Layout element annotations >>
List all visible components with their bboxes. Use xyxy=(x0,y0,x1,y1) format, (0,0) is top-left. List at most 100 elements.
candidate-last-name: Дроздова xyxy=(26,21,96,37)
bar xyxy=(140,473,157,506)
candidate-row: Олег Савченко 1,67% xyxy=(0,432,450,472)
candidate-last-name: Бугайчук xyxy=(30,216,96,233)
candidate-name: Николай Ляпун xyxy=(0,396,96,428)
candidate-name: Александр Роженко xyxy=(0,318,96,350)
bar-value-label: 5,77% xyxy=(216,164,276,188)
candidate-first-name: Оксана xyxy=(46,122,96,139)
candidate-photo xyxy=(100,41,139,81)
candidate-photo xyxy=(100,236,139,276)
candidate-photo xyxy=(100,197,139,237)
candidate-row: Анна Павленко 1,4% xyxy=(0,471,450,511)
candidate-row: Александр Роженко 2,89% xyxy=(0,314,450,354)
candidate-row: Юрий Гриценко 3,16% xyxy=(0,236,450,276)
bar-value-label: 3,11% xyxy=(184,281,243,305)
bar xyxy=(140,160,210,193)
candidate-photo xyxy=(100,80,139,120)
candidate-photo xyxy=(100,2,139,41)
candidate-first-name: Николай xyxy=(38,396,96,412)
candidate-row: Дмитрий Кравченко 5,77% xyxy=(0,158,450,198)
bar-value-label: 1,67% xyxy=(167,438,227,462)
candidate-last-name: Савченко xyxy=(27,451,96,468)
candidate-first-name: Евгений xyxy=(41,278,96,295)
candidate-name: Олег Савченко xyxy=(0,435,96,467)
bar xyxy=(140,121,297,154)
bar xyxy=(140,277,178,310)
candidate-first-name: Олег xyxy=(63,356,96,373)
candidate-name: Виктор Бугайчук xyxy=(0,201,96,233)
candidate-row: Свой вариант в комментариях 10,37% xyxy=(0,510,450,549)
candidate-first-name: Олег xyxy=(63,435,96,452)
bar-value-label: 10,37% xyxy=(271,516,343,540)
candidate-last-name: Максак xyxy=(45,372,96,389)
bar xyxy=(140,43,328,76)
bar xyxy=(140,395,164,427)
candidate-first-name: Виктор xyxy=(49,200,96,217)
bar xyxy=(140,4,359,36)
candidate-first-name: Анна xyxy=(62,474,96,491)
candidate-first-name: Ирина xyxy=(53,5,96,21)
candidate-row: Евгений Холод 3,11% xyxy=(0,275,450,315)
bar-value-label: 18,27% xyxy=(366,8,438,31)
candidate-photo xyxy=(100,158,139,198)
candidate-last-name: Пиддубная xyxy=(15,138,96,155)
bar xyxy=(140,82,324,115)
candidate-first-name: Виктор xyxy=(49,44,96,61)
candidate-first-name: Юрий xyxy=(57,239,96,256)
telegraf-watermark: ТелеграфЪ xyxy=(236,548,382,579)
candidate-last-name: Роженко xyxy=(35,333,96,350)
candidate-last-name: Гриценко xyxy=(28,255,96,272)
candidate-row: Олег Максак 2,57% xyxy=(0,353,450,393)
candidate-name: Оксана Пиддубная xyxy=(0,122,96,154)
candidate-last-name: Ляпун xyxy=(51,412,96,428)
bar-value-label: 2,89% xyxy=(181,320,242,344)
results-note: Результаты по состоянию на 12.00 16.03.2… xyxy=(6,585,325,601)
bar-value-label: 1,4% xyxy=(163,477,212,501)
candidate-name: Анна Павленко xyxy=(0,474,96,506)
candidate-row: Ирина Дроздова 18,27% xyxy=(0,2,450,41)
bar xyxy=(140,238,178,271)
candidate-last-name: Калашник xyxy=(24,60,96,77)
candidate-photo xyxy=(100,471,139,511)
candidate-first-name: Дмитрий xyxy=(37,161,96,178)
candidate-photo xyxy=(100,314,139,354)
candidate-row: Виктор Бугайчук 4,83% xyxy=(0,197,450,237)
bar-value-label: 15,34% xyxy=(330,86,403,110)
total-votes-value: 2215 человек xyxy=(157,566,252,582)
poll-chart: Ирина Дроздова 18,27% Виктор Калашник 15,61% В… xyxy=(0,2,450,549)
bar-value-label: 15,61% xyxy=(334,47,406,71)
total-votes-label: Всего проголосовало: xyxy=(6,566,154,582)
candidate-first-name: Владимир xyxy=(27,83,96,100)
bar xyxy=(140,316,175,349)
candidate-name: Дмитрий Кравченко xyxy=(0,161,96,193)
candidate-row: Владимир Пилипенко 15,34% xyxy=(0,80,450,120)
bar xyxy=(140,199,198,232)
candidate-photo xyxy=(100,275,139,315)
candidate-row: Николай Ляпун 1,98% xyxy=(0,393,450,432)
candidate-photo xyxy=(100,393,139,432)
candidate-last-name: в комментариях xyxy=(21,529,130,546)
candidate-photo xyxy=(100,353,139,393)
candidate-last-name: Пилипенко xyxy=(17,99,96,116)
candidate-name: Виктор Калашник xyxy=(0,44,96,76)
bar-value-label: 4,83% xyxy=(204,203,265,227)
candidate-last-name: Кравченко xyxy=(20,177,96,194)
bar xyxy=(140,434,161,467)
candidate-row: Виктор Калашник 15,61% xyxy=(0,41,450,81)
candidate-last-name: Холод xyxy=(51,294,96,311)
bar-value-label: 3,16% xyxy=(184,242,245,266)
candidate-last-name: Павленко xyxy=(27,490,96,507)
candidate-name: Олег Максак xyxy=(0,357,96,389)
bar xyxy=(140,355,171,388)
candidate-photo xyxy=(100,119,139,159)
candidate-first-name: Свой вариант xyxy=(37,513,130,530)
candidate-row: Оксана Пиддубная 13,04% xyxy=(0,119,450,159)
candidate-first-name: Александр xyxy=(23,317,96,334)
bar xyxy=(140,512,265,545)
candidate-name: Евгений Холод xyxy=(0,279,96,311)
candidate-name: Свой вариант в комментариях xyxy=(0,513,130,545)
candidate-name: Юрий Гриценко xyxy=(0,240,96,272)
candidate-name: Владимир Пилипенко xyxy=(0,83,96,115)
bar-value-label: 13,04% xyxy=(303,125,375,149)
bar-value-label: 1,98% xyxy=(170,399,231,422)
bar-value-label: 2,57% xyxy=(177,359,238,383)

EXERCISE >> Reproduce every line of the items above without changing anything.

TASK ANSWER >>
List all visible components with their bboxes. Use xyxy=(x0,y0,x1,y1) format, (0,0) is top-left. List at most 100 elements.
candidate-last-name: Дроздова xyxy=(26,21,96,37)
bar xyxy=(140,473,157,506)
candidate-row: Олег Савченко 1,67% xyxy=(0,432,450,472)
candidate-last-name: Бугайчук xyxy=(30,216,96,233)
candidate-name: Николай Ляпун xyxy=(0,396,96,428)
candidate-name: Александр Роженко xyxy=(0,318,96,350)
bar-value-label: 5,77% xyxy=(216,164,276,188)
candidate-first-name: Оксана xyxy=(46,122,96,139)
candidate-photo xyxy=(100,41,139,81)
candidate-photo xyxy=(100,236,139,276)
candidate-photo xyxy=(100,197,139,237)
candidate-row: Анна Павленко 1,4% xyxy=(0,471,450,511)
candidate-row: Александр Роженко 2,89% xyxy=(0,314,450,354)
candidate-row: Юрий Гриценко 3,16% xyxy=(0,236,450,276)
bar-value-label: 3,11% xyxy=(184,281,243,305)
bar xyxy=(140,160,210,193)
candidate-photo xyxy=(100,80,139,120)
candidate-photo xyxy=(100,2,139,41)
candidate-first-name: Николай xyxy=(38,396,96,412)
candidate-row: Дмитрий Кравченко 5,77% xyxy=(0,158,450,198)
bar-value-label: 1,67% xyxy=(167,438,227,462)
candidate-last-name: Савченко xyxy=(27,451,96,468)
candidate-first-name: Евгений xyxy=(41,278,96,295)
candidate-name: Олег Савченко xyxy=(0,435,96,467)
bar xyxy=(140,121,297,154)
bar xyxy=(140,277,178,310)
candidate-first-name: Олег xyxy=(63,356,96,373)
candidate-name: Виктор Бугайчук xyxy=(0,201,96,233)
candidate-row: Свой вариант в комментариях 10,37% xyxy=(0,510,450,549)
candidate-first-name: Олег xyxy=(63,435,96,452)
bar-value-label: 10,37% xyxy=(271,516,343,540)
candidate-last-name: Максак xyxy=(45,372,96,389)
bar xyxy=(140,43,328,76)
bar xyxy=(140,395,164,427)
candidate-first-name: Виктор xyxy=(49,200,96,217)
bar xyxy=(140,4,359,36)
candidate-first-name: Анна xyxy=(62,474,96,491)
candidate-first-name: Ирина xyxy=(53,5,96,21)
candidate-row: Евгений Холод 3,11% xyxy=(0,275,450,315)
bar-value-label: 18,27% xyxy=(366,8,438,31)
candidate-photo xyxy=(100,158,139,198)
candidate-last-name: Пиддубная xyxy=(15,138,96,155)
bar xyxy=(140,82,324,115)
candidate-first-name: Виктор xyxy=(49,44,96,61)
candidate-first-name: Юрий xyxy=(57,239,96,256)
telegraf-watermark: ТелеграфЪ xyxy=(236,548,382,579)
candidate-last-name: Роженко xyxy=(35,333,96,350)
candidate-last-name: Гриценко xyxy=(28,255,96,272)
candidate-row: Олег Максак 2,57% xyxy=(0,353,450,393)
candidate-name: Оксана Пиддубная xyxy=(0,122,96,154)
candidate-last-name: Ляпун xyxy=(51,412,96,428)
bar-value-label: 2,89% xyxy=(181,320,242,344)
results-note: Результаты по состоянию на 12.00 16.03.2… xyxy=(6,585,325,601)
bar-value-label: 1,4% xyxy=(163,477,212,501)
candidate-name: Анна Павленко xyxy=(0,474,96,506)
candidate-row: Ирина Дроздова 18,27% xyxy=(0,2,450,41)
bar xyxy=(140,238,178,271)
candidate-last-name: Калашник xyxy=(24,60,96,77)
candidate-photo xyxy=(100,471,139,511)
candidate-first-name: Дмитрий xyxy=(37,161,96,178)
candidate-photo xyxy=(100,314,139,354)
candidate-row: Виктор Бугайчук 4,83% xyxy=(0,197,450,237)
bar-value-label: 15,34% xyxy=(330,86,403,110)
total-votes-value: 2215 человек xyxy=(157,566,252,582)
poll-chart: Ирина Дроздова 18,27% Виктор Калашник 15,61% В… xyxy=(0,2,450,549)
bar-value-label: 15,61% xyxy=(334,47,406,71)
total-votes-label: Всего проголосовало: xyxy=(6,566,154,582)
candidate-first-name: Владимир xyxy=(27,83,96,100)
bar xyxy=(140,316,175,349)
candidate-name: Дмитрий Кравченко xyxy=(0,161,96,193)
candidate-row: Владимир Пилипенко 15,34% xyxy=(0,80,450,120)
bar xyxy=(140,199,198,232)
candidate-photo xyxy=(100,275,139,315)
candidate-row: Николай Ляпун 1,98% xyxy=(0,393,450,432)
candidate-photo xyxy=(100,393,139,432)
candidate-last-name: в комментариях xyxy=(21,529,130,546)
candidate-photo xyxy=(100,353,139,393)
candidate-last-name: Пилипенко xyxy=(17,99,96,116)
candidate-name: Виктор Калашник xyxy=(0,44,96,76)
bar-value-label: 4,83% xyxy=(204,203,265,227)
candidate-last-name: Кравченко xyxy=(20,177,96,194)
bar xyxy=(140,434,161,467)
candidate-row: Виктор Калашник 15,61% xyxy=(0,41,450,81)
candidate-last-name: Холод xyxy=(51,294,96,311)
bar-value-label: 3,16% xyxy=(184,242,245,266)
candidate-last-name: Павленко xyxy=(27,490,96,507)
candidate-name: Олег Максак xyxy=(0,357,96,389)
bar xyxy=(140,355,171,388)
candidate-photo xyxy=(100,119,139,159)
candidate-first-name: Свой вариант xyxy=(37,513,130,530)
candidate-row: Оксана Пиддубная 13,04% xyxy=(0,119,450,159)
candidate-first-name: Александр xyxy=(23,317,96,334)
bar xyxy=(140,512,265,545)
candidate-name: Евгений Холод xyxy=(0,279,96,311)
candidate-name: Свой вариант в комментариях xyxy=(0,513,130,545)
candidate-name: Юрий Гриценко xyxy=(0,240,96,272)
candidate-name: Владимир Пилипенко xyxy=(0,83,96,115)
bar-value-label: 13,04% xyxy=(303,125,375,149)
bar-value-label: 1,98% xyxy=(170,399,231,422)
bar-value-label: 2,57% xyxy=(177,359,238,383)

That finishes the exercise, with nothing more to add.